Element boundary data:
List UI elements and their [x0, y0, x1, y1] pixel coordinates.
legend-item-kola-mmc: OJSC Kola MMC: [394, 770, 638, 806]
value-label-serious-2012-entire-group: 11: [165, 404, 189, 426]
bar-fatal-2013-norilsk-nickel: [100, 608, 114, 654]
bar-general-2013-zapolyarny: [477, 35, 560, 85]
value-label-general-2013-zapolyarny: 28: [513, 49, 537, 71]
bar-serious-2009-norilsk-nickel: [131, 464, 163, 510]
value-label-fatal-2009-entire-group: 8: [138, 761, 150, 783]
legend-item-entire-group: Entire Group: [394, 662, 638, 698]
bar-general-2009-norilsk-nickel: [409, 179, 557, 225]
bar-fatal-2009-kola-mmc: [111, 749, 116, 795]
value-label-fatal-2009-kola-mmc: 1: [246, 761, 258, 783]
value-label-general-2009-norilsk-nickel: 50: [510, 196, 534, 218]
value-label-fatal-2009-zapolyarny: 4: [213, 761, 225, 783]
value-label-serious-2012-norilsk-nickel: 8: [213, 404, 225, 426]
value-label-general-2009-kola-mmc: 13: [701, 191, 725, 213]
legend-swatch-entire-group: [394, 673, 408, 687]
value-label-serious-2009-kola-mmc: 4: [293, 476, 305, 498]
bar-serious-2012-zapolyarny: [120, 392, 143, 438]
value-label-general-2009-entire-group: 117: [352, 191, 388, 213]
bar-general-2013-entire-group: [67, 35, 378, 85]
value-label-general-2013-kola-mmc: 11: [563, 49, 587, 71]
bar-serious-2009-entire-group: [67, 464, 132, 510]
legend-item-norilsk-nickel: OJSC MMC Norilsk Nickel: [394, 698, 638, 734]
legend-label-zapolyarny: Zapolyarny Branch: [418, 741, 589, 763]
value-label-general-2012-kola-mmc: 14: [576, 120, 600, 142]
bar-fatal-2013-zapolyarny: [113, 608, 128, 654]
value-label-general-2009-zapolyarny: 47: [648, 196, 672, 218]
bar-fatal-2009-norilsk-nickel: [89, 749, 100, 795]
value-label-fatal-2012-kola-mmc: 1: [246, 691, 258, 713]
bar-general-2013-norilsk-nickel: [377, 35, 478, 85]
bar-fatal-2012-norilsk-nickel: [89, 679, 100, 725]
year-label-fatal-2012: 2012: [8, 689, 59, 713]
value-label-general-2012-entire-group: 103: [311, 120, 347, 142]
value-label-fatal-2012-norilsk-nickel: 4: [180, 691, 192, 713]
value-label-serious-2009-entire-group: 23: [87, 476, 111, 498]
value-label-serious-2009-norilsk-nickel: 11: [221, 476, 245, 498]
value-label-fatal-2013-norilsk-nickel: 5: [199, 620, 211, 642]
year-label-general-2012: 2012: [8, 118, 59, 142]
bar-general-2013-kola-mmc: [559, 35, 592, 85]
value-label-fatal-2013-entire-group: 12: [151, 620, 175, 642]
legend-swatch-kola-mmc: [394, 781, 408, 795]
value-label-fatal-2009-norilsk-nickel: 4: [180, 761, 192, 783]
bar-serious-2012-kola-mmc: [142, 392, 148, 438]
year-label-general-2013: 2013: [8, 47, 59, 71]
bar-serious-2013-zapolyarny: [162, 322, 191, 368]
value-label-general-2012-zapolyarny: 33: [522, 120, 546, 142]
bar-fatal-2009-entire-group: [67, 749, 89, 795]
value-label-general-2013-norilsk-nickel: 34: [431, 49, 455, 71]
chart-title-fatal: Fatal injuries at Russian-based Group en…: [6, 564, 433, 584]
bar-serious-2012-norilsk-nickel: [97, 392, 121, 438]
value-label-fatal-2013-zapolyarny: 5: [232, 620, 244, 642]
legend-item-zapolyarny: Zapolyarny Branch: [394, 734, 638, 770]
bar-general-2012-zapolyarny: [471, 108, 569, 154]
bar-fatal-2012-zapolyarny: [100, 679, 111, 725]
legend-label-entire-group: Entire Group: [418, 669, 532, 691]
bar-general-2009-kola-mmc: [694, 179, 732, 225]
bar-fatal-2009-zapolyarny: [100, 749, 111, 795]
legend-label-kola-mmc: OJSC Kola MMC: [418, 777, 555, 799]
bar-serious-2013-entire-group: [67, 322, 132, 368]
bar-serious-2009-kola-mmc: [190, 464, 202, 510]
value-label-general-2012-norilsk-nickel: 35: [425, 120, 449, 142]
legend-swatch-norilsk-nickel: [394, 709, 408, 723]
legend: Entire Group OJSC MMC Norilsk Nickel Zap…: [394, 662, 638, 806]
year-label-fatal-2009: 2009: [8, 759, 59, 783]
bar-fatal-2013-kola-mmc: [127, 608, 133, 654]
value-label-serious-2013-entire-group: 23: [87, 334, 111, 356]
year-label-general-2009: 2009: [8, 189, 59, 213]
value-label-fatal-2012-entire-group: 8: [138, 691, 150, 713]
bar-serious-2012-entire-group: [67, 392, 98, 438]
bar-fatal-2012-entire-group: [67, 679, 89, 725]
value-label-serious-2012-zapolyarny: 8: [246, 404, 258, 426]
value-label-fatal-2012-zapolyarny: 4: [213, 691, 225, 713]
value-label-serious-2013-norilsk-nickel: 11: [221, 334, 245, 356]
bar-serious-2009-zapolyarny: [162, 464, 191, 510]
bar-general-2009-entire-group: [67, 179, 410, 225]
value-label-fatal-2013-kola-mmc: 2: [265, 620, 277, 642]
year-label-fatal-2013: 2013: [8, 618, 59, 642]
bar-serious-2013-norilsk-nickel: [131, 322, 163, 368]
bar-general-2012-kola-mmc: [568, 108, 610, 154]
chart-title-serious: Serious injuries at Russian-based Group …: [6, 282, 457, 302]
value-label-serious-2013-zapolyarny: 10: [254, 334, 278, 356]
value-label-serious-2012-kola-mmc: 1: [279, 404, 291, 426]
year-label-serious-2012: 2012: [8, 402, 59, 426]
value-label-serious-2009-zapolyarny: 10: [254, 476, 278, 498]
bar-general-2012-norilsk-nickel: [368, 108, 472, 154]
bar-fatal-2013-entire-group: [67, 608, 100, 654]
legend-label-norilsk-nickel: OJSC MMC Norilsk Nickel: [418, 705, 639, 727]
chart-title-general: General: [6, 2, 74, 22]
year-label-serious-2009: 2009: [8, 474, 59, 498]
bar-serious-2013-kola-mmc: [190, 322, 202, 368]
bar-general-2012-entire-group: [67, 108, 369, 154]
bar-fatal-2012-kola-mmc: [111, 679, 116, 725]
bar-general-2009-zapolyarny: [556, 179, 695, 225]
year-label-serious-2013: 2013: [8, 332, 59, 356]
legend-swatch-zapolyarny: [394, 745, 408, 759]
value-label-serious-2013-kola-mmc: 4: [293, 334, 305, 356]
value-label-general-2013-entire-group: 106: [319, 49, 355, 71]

• [Work required]:
Copy these lines out word for word, all of the data included.

• [Result of the exercise]:
List UI elements and their [x0, y0, x1, y1] pixel coordinates.
legend-item-kola-mmc: OJSC Kola MMC: [394, 770, 638, 806]
value-label-serious-2012-entire-group: 11: [165, 404, 189, 426]
bar-fatal-2013-norilsk-nickel: [100, 608, 114, 654]
bar-general-2013-zapolyarny: [477, 35, 560, 85]
value-label-general-2013-zapolyarny: 28: [513, 49, 537, 71]
bar-serious-2009-norilsk-nickel: [131, 464, 163, 510]
value-label-fatal-2009-entire-group: 8: [138, 761, 150, 783]
legend-item-entire-group: Entire Group: [394, 662, 638, 698]
bar-general-2009-norilsk-nickel: [409, 179, 557, 225]
bar-fatal-2009-kola-mmc: [111, 749, 116, 795]
value-label-fatal-2009-kola-mmc: 1: [246, 761, 258, 783]
value-label-general-2009-norilsk-nickel: 50: [510, 196, 534, 218]
value-label-fatal-2009-zapolyarny: 4: [213, 761, 225, 783]
value-label-serious-2012-norilsk-nickel: 8: [213, 404, 225, 426]
value-label-general-2009-kola-mmc: 13: [701, 191, 725, 213]
legend-swatch-entire-group: [394, 673, 408, 687]
value-label-serious-2009-kola-mmc: 4: [293, 476, 305, 498]
bar-serious-2012-zapolyarny: [120, 392, 143, 438]
value-label-general-2009-entire-group: 117: [352, 191, 388, 213]
bar-general-2013-entire-group: [67, 35, 378, 85]
value-label-general-2013-kola-mmc: 11: [563, 49, 587, 71]
bar-serious-2009-entire-group: [67, 464, 132, 510]
legend-item-norilsk-nickel: OJSC MMC Norilsk Nickel: [394, 698, 638, 734]
legend-label-zapolyarny: Zapolyarny Branch: [418, 741, 589, 763]
value-label-general-2012-kola-mmc: 14: [576, 120, 600, 142]
bar-fatal-2013-zapolyarny: [113, 608, 128, 654]
value-label-general-2009-zapolyarny: 47: [648, 196, 672, 218]
bar-fatal-2009-norilsk-nickel: [89, 749, 100, 795]
value-label-fatal-2012-kola-mmc: 1: [246, 691, 258, 713]
bar-general-2013-norilsk-nickel: [377, 35, 478, 85]
bar-fatal-2012-norilsk-nickel: [89, 679, 100, 725]
year-label-fatal-2012: 2012: [8, 689, 59, 713]
value-label-general-2012-entire-group: 103: [311, 120, 347, 142]
value-label-fatal-2012-norilsk-nickel: 4: [180, 691, 192, 713]
value-label-serious-2009-entire-group: 23: [87, 476, 111, 498]
value-label-serious-2009-norilsk-nickel: 11: [221, 476, 245, 498]
value-label-fatal-2013-norilsk-nickel: 5: [199, 620, 211, 642]
year-label-general-2012: 2012: [8, 118, 59, 142]
bar-general-2013-kola-mmc: [559, 35, 592, 85]
value-label-fatal-2013-entire-group: 12: [151, 620, 175, 642]
legend-swatch-kola-mmc: [394, 781, 408, 795]
value-label-fatal-2009-norilsk-nickel: 4: [180, 761, 192, 783]
bar-serious-2012-kola-mmc: [142, 392, 148, 438]
year-label-general-2013: 2013: [8, 47, 59, 71]
bar-serious-2013-zapolyarny: [162, 322, 191, 368]
value-label-general-2012-zapolyarny: 33: [522, 120, 546, 142]
bar-fatal-2009-entire-group: [67, 749, 89, 795]
value-label-general-2013-norilsk-nickel: 34: [431, 49, 455, 71]
chart-title-fatal: Fatal injuries at Russian-based Group en…: [6, 564, 433, 584]
bar-serious-2012-norilsk-nickel: [97, 392, 121, 438]
value-label-fatal-2013-zapolyarny: 5: [232, 620, 244, 642]
legend-item-zapolyarny: Zapolyarny Branch: [394, 734, 638, 770]
bar-general-2012-zapolyarny: [471, 108, 569, 154]
bar-fatal-2012-zapolyarny: [100, 679, 111, 725]
legend-label-entire-group: Entire Group: [418, 669, 532, 691]
bar-general-2009-kola-mmc: [694, 179, 732, 225]
bar-fatal-2009-zapolyarny: [100, 749, 111, 795]
legend-label-kola-mmc: OJSC Kola MMC: [418, 777, 555, 799]
bar-serious-2013-entire-group: [67, 322, 132, 368]
bar-serious-2009-kola-mmc: [190, 464, 202, 510]
value-label-general-2012-norilsk-nickel: 35: [425, 120, 449, 142]
legend-swatch-norilsk-nickel: [394, 709, 408, 723]
legend: Entire Group OJSC MMC Norilsk Nickel Zap…: [394, 662, 638, 806]
year-label-fatal-2009: 2009: [8, 759, 59, 783]
bar-fatal-2013-kola-mmc: [127, 608, 133, 654]
value-label-serious-2013-entire-group: 23: [87, 334, 111, 356]
year-label-general-2009: 2009: [8, 189, 59, 213]
value-label-fatal-2012-entire-group: 8: [138, 691, 150, 713]
bar-serious-2012-entire-group: [67, 392, 98, 438]
bar-fatal-2012-entire-group: [67, 679, 89, 725]
value-label-serious-2012-zapolyarny: 8: [246, 404, 258, 426]
value-label-fatal-2012-zapolyarny: 4: [213, 691, 225, 713]
value-label-serious-2013-norilsk-nickel: 11: [221, 334, 245, 356]
bar-serious-2009-zapolyarny: [162, 464, 191, 510]
bar-general-2009-entire-group: [67, 179, 410, 225]
value-label-fatal-2013-kola-mmc: 2: [265, 620, 277, 642]
year-label-fatal-2013: 2013: [8, 618, 59, 642]
bar-serious-2013-norilsk-nickel: [131, 322, 163, 368]
bar-general-2012-kola-mmc: [568, 108, 610, 154]
chart-title-serious: Serious injuries at Russian-based Group …: [6, 282, 457, 302]
value-label-serious-2013-zapolyarny: 10: [254, 334, 278, 356]
value-label-serious-2012-kola-mmc: 1: [279, 404, 291, 426]
year-label-serious-2012: 2012: [8, 402, 59, 426]
value-label-serious-2009-zapolyarny: 10: [254, 476, 278, 498]
bar-general-2012-norilsk-nickel: [368, 108, 472, 154]
bar-fatal-2013-entire-group: [67, 608, 100, 654]
legend-label-norilsk-nickel: OJSC MMC Norilsk Nickel: [418, 705, 639, 727]
chart-title-general: General: [6, 2, 74, 22]
year-label-serious-2009: 2009: [8, 474, 59, 498]
bar-serious-2013-kola-mmc: [190, 322, 202, 368]
bar-general-2012-entire-group: [67, 108, 369, 154]
bar-fatal-2012-kola-mmc: [111, 679, 116, 725]
bar-general-2009-zapolyarny: [556, 179, 695, 225]
year-label-serious-2013: 2013: [8, 332, 59, 356]
legend-swatch-zapolyarny: [394, 745, 408, 759]
value-label-serious-2013-kola-mmc: 4: [293, 334, 305, 356]
value-label-general-2013-entire-group: 106: [319, 49, 355, 71]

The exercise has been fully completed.